*SUPPLIED MATERIAL:*
============
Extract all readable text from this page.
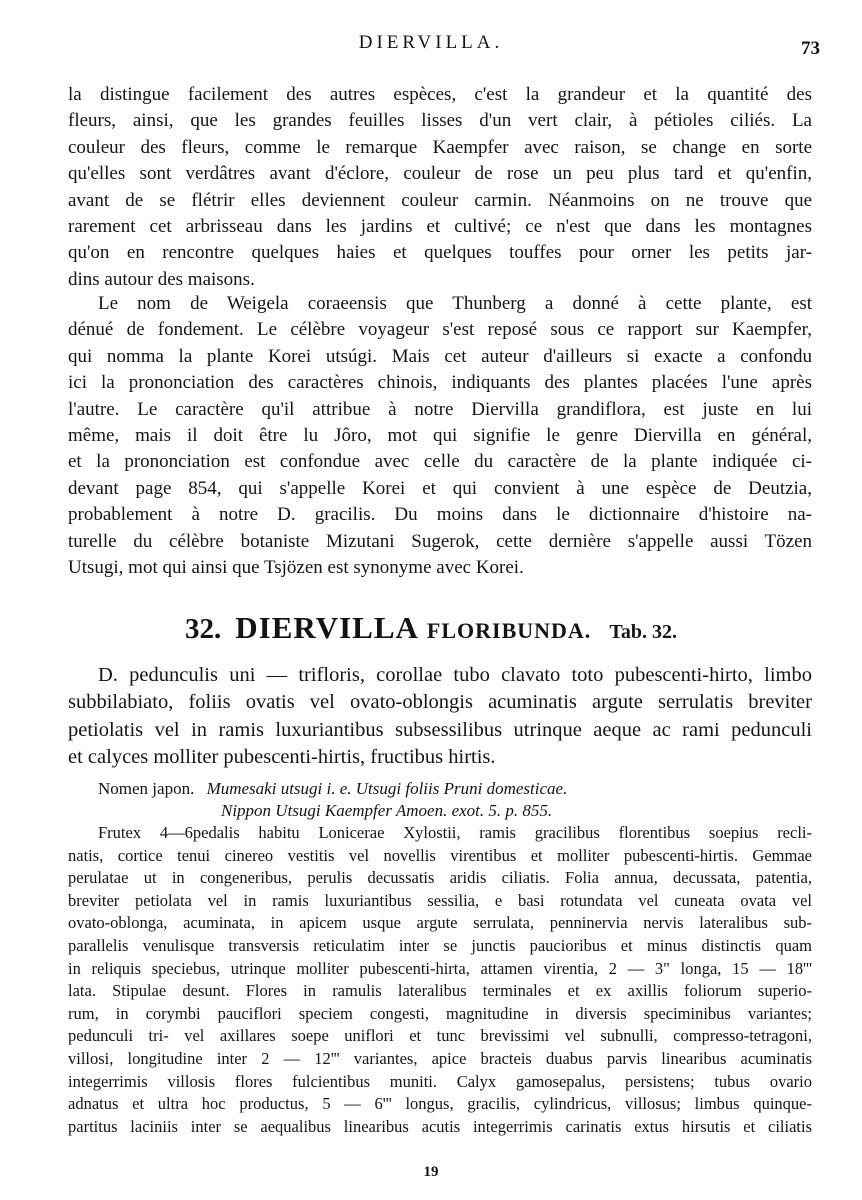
DIERVILLA.	73
la distingue facilement des autres espèces, c'est la grandeur et la quantité des
fleurs, ainsi, que les grandes feuilles lisses d'un vert clair, à pétioles ciliés. La
couleur des fleurs, comme le remarque Kaempfer avec raison, se change en sorte
qu'elles sont verdâtres avant d'éclore, couleur de rose un peu plus tard et qu'enfin,
avant de se flétrir elles deviennent couleur carmin. Néanmoins on ne trouve que
rarement cet arbrisseau dans les jardins et cultivé; ce n'est que dans les montagnes
qu'on en rencontre quelques haies et quelques touffes pour orner les petits jar-
dins autour des maisons.
Le nom de Weigela coraeensis que Thunberg a donné à cette plante, est
dénué de fondement. Le célèbre voyageur s'est reposé sous ce rapport sur Kaempfer,
qui nomma la plante Korei utsúgi. Mais cet auteur d'ailleurs si exacte a confondu
ici la prononciation des caractères chinois, indiquants des plantes placées l'une après
l'autre. Le caractère qu'il attribue à notre Diervilla grandiflora, est juste en lui
même, mais il doit être lu Jôro, mot qui signifie le genre Diervilla en général,
et la prononciation est confondue avec celle du caractère de la plante indiquée ci-
devant page 854, qui s'appelle Korei et qui convient à une espèce de Deutzia,
probablement à notre D. gracilis. Du moins dans le dictionnaire d'histoire na-
turelle du célèbre botaniste Mizutani Sugerok, cette dernière s'appelle aussi Tözen
Utsugi, mot qui ainsi que Tsjözen est synonyme avec Korei.
32. DIERVILLA FLORIBUNDA. Tab. 32.
D. pedunculis uni — trifloris, corollae tubo clavato toto pubescenti-hirto, limbo
subbilabiato, foliis ovatis vel ovato-oblongis acuminatis argute serrulatis breviter
petiolatis vel in ramis luxuriantibus subsessilibus utrinque aeque ac rami pedunculi
et calyces molliter pubescenti-hirtis, fructibus hirtis.
Nomen japon. Mumesaki utsugi i. e. Utsugi foliis Pruni domesticae.
Nippon Utsugi Kaempfer Amoen. exot. 5. p. 855.
Frutex 4—6pedalis habitu Lonicerae Xylostii, ramis gracilibus florentibus soepius recli-
natis, cortice tenui cinereo vestitis vel novellis virentibus et molliter pubescenti-hirtis. Gemmae
perulatae ut in congeneribus, perulis decussatis aridis ciliatis. Folia annua, decussata, patentia,
breviter petiolata vel in ramis luxuriantibus sessilia, e basi rotundata vel cuneata ovata vel
ovato-oblonga, acuminata, in apicem usque argute serrulata, penninervia nervis lateralibus sub-
parallelis venulisque transversis reticulatim inter se junctis paucioribus et minus distinctis quam
in reliquis speciebus, utrinque molliter pubescenti-hirta, attamen virentia, 2 — 3" longa, 15 — 18'''
lata. Stipulae desunt. Flores in ramulis lateralibus terminales et ex axillis foliorum superio-
rum, in corymbi pauciflori speciem congesti, magnitudine in diversis speciminibus variantes;
pedunculi tri- vel axillares soepe uniflori et tunc brevissimi vel subnulli, compresso-tetragoni,
villosi, longitudine inter 2 — 12''' variantes, apice bracteis duabus parvis linearibus acuminatis
integerrimis villosis flores fulcientibus muniti. Calyx gamosepalus, persistens; tubus ovario
adnatus et ultra hoc productus, 5 — 6''' longus, gracilis, cylindricus, villosus; limbus quinque-
partitus laciniis inter se aequalibus linearibus acutis integerrimis carinatis extus hirsutis et ciliatis
19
============
*WHAT THE TASK ASKS:* Transcribe the whole listing exactly. Pictures stay out of your copy.

*ANSWER TO THIS EXERCISE:*
Extract all readable text from this page.
DIERVILLA.	73
la distingue facilement des autres espèces, c'est la grandeur et la quantité des
fleurs, ainsi, que les grandes feuilles lisses d'un vert clair, à pétioles ciliés. La
couleur des fleurs, comme le remarque Kaempfer avec raison, se change en sorte
qu'elles sont verdâtres avant d'éclore, couleur de rose un peu plus tard et qu'enfin,
avant de se flétrir elles deviennent couleur carmin. Néanmoins on ne trouve que
rarement cet arbrisseau dans les jardins et cultivé; ce n'est que dans les montagnes
qu'on en rencontre quelques haies et quelques touffes pour orner les petits jar-
dins autour des maisons.
Le nom de Weigela coraeensis que Thunberg a donné à cette plante, est
dénué de fondement. Le célèbre voyageur s'est reposé sous ce rapport sur Kaempfer,
qui nomma la plante Korei utsúgi. Mais cet auteur d'ailleurs si exacte a confondu
ici la prononciation des caractères chinois, indiquants des plantes placées l'une après
l'autre. Le caractère qu'il attribue à notre Diervilla grandiflora, est juste en lui
même, mais il doit être lu Jôro, mot qui signifie le genre Diervilla en général,
et la prononciation est confondue avec celle du caractère de la plante indiquée ci-
devant page 854, qui s'appelle Korei et qui convient à une espèce de Deutzia,
probablement à notre D. gracilis. Du moins dans le dictionnaire d'histoire na-
turelle du célèbre botaniste Mizutani Sugerok, cette dernière s'appelle aussi Tözen
Utsugi, mot qui ainsi que Tsjözen est synonyme avec Korei.
32. DIERVILLA FLORIBUNDA. Tab. 32.
D. pedunculis uni — trifloris, corollae tubo clavato toto pubescenti-hirto, limbo
subbilabiato, foliis ovatis vel ovato-oblongis acuminatis argute serrulatis breviter
petiolatis vel in ramis luxuriantibus subsessilibus utrinque aeque ac rami pedunculi
et calyces molliter pubescenti-hirtis, fructibus hirtis.
Nomen japon. Mumesaki utsugi i. e. Utsugi foliis Pruni domesticae.
Nippon Utsugi Kaempfer Amoen. exot. 5. p. 855.
Frutex 4—6pedalis habitu Lonicerae Xylostii, ramis gracilibus florentibus soepius recli-
natis, cortice tenui cinereo vestitis vel novellis virentibus et molliter pubescenti-hirtis. Gemmae
perulatae ut in congeneribus, perulis decussatis aridis ciliatis. Folia annua, decussata, patentia,
breviter petiolata vel in ramis luxuriantibus sessilia, e basi rotundata vel cuneata ovata vel
ovato-oblonga, acuminata, in apicem usque argute serrulata, penninervia nervis lateralibus sub-
parallelis venulisque transversis reticulatim inter se junctis paucioribus et minus distinctis quam
in reliquis speciebus, utrinque molliter pubescenti-hirta, attamen virentia, 2 — 3" longa, 15 — 18'''
lata. Stipulae desunt. Flores in ramulis lateralibus terminales et ex axillis foliorum superio-
rum, in corymbi pauciflori speciem congesti, magnitudine in diversis speciminibus variantes;
pedunculi tri- vel axillares soepe uniflori et tunc brevissimi vel subnulli, compresso-tetragoni,
villosi, longitudine inter 2 — 12''' variantes, apice bracteis duabus parvis linearibus acuminatis
integerrimis villosis flores fulcientibus muniti. Calyx gamosepalus, persistens; tubus ovario
adnatus et ultra hoc productus, 5 — 6''' longus, gracilis, cylindricus, villosus; limbus quinque-
partitus laciniis inter se aequalibus linearibus acutis integerrimis carinatis extus hirsutis et ciliatis
19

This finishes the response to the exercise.